*WHAT YOU WILL DO*:
Beginning with the line that holds "Extract all readable text from this page.", set down each line of the data below through the very last, exactly as given, and nothing beyond that.

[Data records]

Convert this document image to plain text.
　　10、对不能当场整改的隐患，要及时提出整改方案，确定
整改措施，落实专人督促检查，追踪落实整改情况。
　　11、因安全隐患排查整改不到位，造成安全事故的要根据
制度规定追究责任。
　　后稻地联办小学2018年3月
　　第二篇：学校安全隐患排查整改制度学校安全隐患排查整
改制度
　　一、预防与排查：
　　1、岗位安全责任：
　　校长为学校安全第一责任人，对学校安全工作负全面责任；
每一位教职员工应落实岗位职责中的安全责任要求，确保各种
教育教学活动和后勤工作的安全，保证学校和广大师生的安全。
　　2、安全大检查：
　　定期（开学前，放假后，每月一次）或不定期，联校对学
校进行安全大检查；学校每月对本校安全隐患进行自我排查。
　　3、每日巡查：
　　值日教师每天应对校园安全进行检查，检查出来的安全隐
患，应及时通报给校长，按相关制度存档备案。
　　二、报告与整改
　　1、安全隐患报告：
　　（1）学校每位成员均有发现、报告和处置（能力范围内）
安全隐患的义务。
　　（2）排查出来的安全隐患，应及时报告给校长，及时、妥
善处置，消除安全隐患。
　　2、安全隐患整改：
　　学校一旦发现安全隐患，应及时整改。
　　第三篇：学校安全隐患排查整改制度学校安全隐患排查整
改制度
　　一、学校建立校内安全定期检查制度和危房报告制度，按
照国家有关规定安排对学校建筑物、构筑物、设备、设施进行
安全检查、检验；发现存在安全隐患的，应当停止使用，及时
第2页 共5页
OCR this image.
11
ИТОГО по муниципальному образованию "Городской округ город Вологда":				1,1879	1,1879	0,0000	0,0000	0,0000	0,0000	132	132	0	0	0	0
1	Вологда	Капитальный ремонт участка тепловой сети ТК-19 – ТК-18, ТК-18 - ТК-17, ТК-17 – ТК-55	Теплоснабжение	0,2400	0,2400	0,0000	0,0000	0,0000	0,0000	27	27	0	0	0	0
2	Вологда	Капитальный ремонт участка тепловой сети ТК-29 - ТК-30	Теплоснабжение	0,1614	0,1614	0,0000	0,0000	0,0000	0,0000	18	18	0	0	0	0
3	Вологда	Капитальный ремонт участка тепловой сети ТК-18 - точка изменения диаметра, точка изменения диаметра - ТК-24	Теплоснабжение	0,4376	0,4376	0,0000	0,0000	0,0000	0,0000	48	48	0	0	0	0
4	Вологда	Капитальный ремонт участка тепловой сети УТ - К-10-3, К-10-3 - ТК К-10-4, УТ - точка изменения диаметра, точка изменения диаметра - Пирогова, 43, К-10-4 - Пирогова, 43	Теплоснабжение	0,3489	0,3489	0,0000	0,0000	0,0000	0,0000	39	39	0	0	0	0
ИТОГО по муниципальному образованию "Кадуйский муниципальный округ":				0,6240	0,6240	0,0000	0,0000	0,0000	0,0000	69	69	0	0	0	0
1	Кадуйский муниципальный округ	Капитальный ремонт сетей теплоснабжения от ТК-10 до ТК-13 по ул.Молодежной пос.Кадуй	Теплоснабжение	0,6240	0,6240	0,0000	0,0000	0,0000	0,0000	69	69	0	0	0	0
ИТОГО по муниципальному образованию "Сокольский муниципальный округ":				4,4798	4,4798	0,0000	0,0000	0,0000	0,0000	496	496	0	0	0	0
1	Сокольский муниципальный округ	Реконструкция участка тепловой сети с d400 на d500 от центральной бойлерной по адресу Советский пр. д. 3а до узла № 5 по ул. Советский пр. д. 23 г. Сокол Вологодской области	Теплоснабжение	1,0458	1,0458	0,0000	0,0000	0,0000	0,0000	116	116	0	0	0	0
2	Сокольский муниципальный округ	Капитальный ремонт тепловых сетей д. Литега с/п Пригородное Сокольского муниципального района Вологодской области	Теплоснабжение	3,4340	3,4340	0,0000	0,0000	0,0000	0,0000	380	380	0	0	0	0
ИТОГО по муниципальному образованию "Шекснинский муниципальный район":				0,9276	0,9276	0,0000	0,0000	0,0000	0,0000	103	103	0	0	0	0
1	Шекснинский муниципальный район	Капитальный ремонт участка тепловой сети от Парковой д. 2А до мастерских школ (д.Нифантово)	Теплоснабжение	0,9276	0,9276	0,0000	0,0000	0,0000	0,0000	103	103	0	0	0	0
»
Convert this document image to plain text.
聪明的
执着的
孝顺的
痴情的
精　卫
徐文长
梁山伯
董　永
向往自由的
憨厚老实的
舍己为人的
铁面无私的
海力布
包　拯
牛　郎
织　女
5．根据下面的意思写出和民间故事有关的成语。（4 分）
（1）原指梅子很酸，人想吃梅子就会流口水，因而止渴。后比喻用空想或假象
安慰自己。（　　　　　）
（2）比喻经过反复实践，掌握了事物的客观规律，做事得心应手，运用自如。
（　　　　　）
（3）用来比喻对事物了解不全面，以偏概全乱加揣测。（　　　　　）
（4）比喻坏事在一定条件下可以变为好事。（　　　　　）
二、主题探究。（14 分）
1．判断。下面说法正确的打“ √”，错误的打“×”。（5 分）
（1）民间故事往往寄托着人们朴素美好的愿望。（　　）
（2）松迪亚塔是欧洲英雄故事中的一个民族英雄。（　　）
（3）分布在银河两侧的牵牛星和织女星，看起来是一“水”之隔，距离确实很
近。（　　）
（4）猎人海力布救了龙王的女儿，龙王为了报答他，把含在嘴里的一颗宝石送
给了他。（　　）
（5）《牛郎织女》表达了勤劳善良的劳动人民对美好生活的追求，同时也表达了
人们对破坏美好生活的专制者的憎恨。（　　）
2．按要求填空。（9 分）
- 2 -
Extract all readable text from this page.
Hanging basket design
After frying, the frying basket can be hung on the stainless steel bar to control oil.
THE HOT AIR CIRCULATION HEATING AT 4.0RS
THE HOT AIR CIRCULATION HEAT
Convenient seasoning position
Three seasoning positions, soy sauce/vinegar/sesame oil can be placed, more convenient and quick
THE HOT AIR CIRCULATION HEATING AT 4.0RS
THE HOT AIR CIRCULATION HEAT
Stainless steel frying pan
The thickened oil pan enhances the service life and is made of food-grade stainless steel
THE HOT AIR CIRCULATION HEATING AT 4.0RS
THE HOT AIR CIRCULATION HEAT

*TASK SOLUTION*:
Extract all readable text from this page.
Hanging basket design
After frying, the frying basket can be hung on the stainless steel bar to control oil.
THE HOT AIR CIRCULATION HEATING AT 4.0RS
THE HOT AIR CIRCULATION HEAT
Convenient seasoning position
Three seasoning positions, soy sauce/vinegar/sesame oil can be placed, more convenient and quick
THE HOT AIR CIRCULATION HEATING AT 4.0RS
THE HOT AIR CIRCULATION HEAT
Stainless steel frying pan
The thickened oil pan enhances the service life and is made of food-grade stainless steel
THE HOT AIR CIRCULATION HEATING AT 4.0RS
THE HOT AIR CIRCULATION HEAT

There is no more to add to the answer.